- **SOAL LATIHAN A**: Hitunglah baris data yang memuat kata "label", dengan membedakan huruf besar dan huruf kecil. Tuliskan jumlahnya saja.
____ TEKS BACAAN
Ruteng, Vox NTT-Gerakan Literasi Sekolah (GLS) di Kabupaten Manggarai terkesan masih sebatas program yang sulit diterapkan pada guru. Padahal, sekolah-sekolah sudah mendapat bantuan buku-buku literasi dan sejumlah guru pun telah mendapatkan pelatihan literasi.
Faktanya, pemahaman dan praktik literasi para guru belum memadai. Halaman-halaman sekolah, ruangan-ruangan kelas, dan fasilitas sekolah belum menunjukkan perubahan kebiasaan membaca.
Inilah yang dijumpai dosen-dosen FKIP UKI Santu Paulus Ruteng ketika melakukan kegiatan Pengabdian kepada Masyarakat (PkM) di SDN Reo II dengan tema “Meningkatkan Kemampuan Guru SDN Reo II dalam Pengelolaan Pembelajaran Literasi Membaca Permulaan Sebagai Dasar GLS”.
Tim beranggotakan Florianus Dus Arifian, M.Pd., Yosef Firman Narut, S.Si.,M.Pd., Ambros Leonangung Edu, S.Fil.,M.Pd., Fabianus Hadiman Bosco, M.Pd., dan Vinsensius Sumardi, M.Pd. Kegiatan dilaksanakan pada 24-26 Juli 2019.
Dalam paparan materinya, Arifian mengangkat mispersepsi sebagian guru terkait membaca permulaan di sekolah dasar di Manggarai.
“Membaca dipahami guru sebagai membaca, menulis, dan berhitung belaka. Tidaklah heran, guru-guru menguras energi hanya untuk melatih anak-anak membaca. Konten bacaan direduksi secara literal, dimana para siswa memahami lurus-lurus fakta yang ada dalam teks,” ungkap Arifin.
________
____ DATA LATIHAN INI
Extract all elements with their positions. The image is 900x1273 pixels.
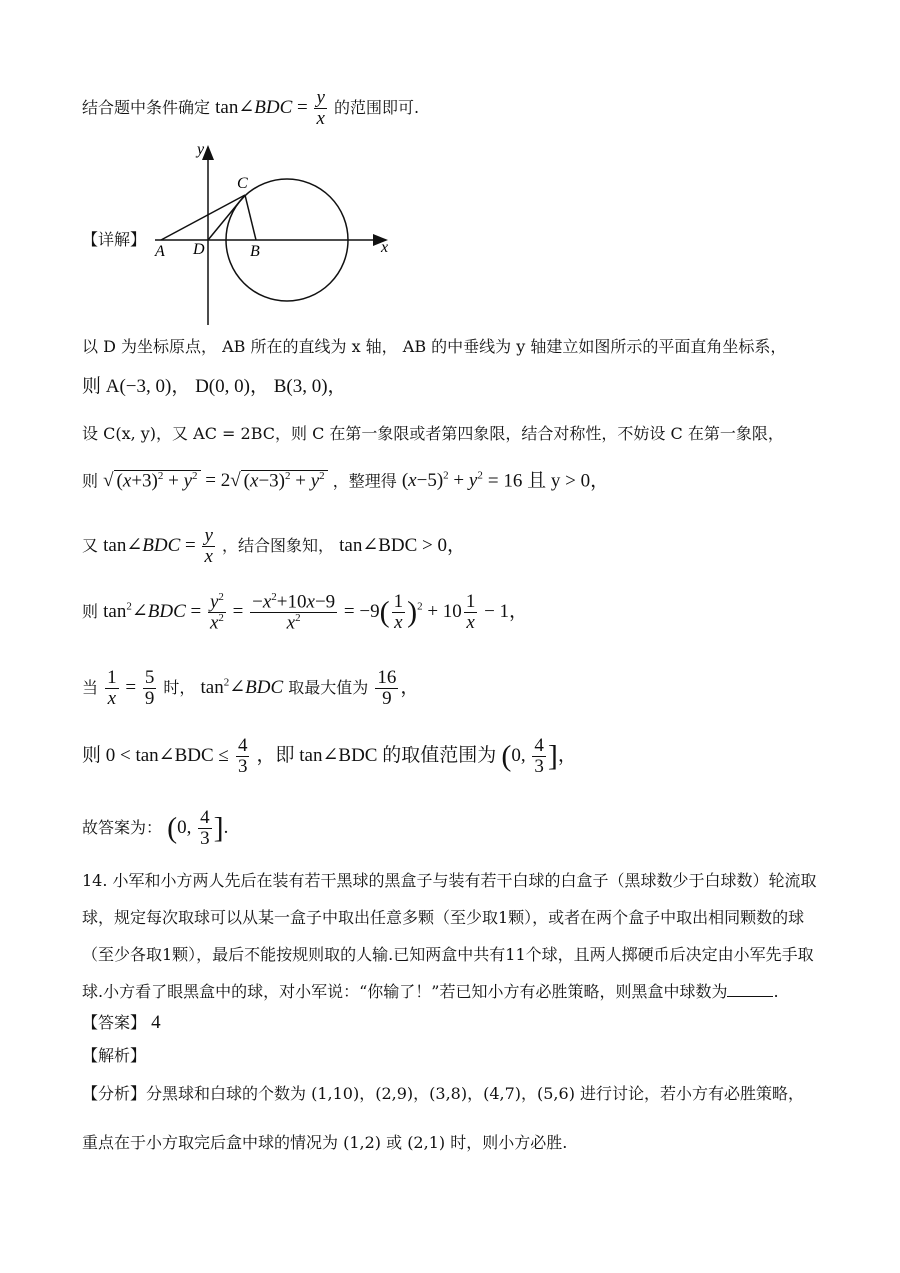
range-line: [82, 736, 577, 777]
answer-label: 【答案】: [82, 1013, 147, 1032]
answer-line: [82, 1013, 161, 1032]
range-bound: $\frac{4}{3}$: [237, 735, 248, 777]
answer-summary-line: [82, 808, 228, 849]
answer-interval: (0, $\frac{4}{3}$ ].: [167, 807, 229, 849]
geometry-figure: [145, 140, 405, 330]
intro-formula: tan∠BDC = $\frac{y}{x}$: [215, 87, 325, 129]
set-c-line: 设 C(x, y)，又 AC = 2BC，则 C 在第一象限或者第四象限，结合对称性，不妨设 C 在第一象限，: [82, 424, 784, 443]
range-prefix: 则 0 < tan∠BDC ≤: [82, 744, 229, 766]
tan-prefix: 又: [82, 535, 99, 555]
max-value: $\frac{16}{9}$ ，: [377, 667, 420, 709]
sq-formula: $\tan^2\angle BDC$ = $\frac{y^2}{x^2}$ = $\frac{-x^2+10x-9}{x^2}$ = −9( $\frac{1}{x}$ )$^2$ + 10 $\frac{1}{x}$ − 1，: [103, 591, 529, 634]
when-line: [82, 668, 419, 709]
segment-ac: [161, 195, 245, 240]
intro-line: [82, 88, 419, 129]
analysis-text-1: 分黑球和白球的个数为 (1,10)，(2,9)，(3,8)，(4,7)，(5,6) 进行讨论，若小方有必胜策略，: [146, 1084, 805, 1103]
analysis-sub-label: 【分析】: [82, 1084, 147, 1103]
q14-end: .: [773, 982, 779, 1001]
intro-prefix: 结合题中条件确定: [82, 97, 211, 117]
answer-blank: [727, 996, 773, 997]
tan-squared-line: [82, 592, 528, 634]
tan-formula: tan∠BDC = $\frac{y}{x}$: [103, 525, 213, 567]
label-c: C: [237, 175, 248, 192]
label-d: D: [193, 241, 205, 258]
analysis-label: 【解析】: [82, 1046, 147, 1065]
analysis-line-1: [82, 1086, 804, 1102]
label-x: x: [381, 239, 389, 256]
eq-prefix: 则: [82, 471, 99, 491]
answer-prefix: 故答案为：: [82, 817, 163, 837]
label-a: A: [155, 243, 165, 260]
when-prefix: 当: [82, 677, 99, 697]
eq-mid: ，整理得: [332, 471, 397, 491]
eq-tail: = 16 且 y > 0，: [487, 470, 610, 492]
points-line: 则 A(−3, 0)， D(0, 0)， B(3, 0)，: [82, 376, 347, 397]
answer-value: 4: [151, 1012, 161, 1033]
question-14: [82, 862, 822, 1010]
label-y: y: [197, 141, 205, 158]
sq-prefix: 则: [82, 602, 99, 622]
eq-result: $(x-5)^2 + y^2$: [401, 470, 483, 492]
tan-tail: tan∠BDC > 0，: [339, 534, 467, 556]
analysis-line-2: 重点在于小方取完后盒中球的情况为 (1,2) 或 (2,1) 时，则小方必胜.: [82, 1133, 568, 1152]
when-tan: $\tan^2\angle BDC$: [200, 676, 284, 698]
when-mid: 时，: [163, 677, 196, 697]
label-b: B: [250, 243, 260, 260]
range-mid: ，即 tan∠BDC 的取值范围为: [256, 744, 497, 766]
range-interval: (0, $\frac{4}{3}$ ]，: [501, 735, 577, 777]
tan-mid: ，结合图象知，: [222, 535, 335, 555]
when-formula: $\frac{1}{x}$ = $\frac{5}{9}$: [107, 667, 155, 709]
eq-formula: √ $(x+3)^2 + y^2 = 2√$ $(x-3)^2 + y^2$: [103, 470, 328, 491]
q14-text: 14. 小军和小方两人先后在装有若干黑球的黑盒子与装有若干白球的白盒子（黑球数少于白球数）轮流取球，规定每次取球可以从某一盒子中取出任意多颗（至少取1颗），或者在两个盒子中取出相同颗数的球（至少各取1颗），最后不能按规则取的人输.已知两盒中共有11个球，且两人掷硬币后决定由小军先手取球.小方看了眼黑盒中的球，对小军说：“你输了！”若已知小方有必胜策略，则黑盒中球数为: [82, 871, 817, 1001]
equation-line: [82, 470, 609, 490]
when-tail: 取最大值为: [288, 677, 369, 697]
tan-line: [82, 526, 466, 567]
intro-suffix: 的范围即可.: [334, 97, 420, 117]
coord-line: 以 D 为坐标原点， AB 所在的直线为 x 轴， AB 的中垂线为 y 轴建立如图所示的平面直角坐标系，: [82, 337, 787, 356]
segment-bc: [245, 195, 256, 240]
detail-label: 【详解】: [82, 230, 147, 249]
________
- **SOAL LATIHAN B**: Menurut teks tentang Gerakan Literasi Sekolah di Manggarai, kapan kegiatan Pengabdian kepada Masyarakat di SDN Reo II dilaksanakan?

- **JAWABAN BENAR A**: 10

- **JAWABAN BENAR B**: Pada 24-26 Juli 2019.